§ **ЗАДАНИЕ**
По тексту для анализа объясните, почему не все русские, которых здесь много, живут во Франкфурте. Ответ дайте в одном-двух предложениях.

§ **ТЕКСТ ДЛЯ АНАЛИЗА**

★ ★ ★ ★ ★ ★ ★

Новых книг и старых хороших, особливо в моем вкусе, много и у него, и в шкафе жены, которая читает хорошее и хорошо, и не так, как я, а обдумывая прочитанное в пользу души, которой у неё много, и здравомыслия во многом. В ней много der hohen aber auch tiefen germanischen schönen Weiblichkeit. До седьмого часа порхает вокруг нас Сашка, уже с чертами элегияческими в широком лобе и в глазах.
Я проживу здесь еще неделю и возвращусь в Париж-Champrosay к зрелому винограду, на который осужден Хелиусом. Не знаю еще, как поеду. Хотелось бы опять парами, но бельгийские железные дороги ужасно шатки на сторону, и я едва мог выносить качку эту и ехав сюда, а теперь мне хуже, нежели было тогда. Если через Амиенс поеду, то заеду и в St.-Acheul и опишу его тебе. Погода, наконец, прояснилась и тепло. Здесь много русских, но не все живут во Франкфурте: нет помещения по причине ярмарки. Гудовичи остановились в Ои- пенгейме, Киселева приезжает из Гомбурга, Нарышкина (сестра её) и графиня Разумовская, воплощенное восьмидесятилетнее веселие-детство: живет и пляшет на самом гулянье «Mainlust» перед нашими окнами; но я еще никого не встретил, ибо из дома и из сада не выхожу. Постараюсь обрыскать хоть в коляске ярмарочные выставки товаров и книжные лавки; авось, не найду ли для тебя и для Москвы какого нового бельгийского передела? Я живу теперь в германской духовной литературе; скоро опять на французский подножный корм. (Rancé перепечатан в разно-форматные издания).

★ ★ ★ ★ ★ ★ ★

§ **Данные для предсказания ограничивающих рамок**
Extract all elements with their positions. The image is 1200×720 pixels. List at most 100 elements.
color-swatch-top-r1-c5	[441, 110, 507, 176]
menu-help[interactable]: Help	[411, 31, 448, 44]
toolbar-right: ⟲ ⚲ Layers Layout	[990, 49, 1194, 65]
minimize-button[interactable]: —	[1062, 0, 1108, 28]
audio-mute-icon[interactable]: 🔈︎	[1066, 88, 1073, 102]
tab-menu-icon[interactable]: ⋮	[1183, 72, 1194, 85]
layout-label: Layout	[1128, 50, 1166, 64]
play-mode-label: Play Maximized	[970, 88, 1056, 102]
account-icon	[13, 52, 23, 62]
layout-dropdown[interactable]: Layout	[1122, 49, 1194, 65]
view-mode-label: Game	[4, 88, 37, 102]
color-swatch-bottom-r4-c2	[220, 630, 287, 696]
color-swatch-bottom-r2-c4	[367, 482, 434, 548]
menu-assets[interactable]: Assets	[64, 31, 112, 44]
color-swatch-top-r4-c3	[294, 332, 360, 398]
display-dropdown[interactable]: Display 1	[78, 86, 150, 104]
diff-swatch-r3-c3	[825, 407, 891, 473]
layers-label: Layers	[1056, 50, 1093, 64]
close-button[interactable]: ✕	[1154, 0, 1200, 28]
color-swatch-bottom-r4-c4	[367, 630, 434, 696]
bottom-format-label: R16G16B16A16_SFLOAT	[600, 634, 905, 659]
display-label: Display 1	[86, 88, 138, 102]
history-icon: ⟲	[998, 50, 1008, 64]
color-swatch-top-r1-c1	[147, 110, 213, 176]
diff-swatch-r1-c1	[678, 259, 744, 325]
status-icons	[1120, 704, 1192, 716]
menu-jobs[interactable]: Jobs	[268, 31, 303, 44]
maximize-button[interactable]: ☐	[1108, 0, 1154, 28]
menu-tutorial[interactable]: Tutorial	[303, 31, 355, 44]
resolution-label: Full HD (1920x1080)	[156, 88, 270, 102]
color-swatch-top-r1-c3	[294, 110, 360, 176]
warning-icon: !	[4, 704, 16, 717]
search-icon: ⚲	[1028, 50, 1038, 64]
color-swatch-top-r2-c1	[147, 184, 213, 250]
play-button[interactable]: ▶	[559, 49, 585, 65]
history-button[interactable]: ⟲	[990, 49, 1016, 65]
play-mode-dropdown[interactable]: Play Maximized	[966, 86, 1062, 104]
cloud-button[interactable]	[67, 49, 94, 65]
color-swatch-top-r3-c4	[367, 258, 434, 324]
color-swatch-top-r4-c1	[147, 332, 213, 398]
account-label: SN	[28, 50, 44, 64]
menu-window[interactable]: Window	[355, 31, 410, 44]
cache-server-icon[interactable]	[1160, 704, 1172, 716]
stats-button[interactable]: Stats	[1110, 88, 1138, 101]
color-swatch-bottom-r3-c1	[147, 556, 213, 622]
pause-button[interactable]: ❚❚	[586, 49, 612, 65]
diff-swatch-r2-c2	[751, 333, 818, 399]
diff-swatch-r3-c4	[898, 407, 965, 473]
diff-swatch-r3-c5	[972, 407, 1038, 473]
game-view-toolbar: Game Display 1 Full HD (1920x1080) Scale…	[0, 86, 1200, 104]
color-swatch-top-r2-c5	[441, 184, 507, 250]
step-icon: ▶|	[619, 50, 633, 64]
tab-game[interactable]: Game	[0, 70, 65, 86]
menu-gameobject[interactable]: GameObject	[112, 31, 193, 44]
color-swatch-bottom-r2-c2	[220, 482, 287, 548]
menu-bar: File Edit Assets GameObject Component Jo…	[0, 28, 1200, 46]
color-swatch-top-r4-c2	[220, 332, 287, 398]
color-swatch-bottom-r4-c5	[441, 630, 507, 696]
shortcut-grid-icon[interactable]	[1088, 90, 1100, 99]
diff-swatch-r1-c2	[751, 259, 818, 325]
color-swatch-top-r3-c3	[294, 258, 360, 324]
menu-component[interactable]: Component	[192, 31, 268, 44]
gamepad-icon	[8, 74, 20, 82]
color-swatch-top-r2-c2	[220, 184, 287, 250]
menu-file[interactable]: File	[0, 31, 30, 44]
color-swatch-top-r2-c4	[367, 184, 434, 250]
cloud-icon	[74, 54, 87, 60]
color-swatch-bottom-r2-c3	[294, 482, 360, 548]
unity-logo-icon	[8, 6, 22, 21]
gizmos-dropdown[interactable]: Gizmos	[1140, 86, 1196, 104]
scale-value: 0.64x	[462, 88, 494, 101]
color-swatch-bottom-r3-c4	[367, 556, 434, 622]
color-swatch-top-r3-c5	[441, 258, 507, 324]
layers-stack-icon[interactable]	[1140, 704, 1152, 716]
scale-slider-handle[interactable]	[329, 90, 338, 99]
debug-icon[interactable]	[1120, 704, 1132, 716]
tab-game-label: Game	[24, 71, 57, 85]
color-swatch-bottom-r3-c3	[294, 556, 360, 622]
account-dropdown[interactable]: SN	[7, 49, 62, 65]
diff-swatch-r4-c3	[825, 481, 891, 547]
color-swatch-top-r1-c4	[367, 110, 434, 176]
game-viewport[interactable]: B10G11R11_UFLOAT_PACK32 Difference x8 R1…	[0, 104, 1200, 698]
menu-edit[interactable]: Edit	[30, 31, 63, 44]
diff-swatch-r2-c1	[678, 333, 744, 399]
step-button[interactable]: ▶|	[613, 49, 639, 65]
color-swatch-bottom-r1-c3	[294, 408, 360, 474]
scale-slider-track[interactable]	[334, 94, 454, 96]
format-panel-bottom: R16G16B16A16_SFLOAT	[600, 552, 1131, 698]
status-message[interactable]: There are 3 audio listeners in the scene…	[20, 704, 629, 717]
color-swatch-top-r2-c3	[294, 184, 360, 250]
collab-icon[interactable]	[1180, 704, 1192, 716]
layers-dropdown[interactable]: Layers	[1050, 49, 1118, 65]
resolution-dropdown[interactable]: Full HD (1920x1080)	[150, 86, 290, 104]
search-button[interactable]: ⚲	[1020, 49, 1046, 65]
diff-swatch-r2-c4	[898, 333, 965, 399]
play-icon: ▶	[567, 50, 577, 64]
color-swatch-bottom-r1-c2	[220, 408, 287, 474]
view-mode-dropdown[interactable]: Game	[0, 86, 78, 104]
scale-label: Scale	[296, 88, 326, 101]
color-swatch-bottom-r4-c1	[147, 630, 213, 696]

★ ★ ★ ★ ★ ★ ★

§ **ОТВЕТ**
Во Франкфурте нет свободного жилья из-за ярмарки, поэтому часть русских остановилась в других местах.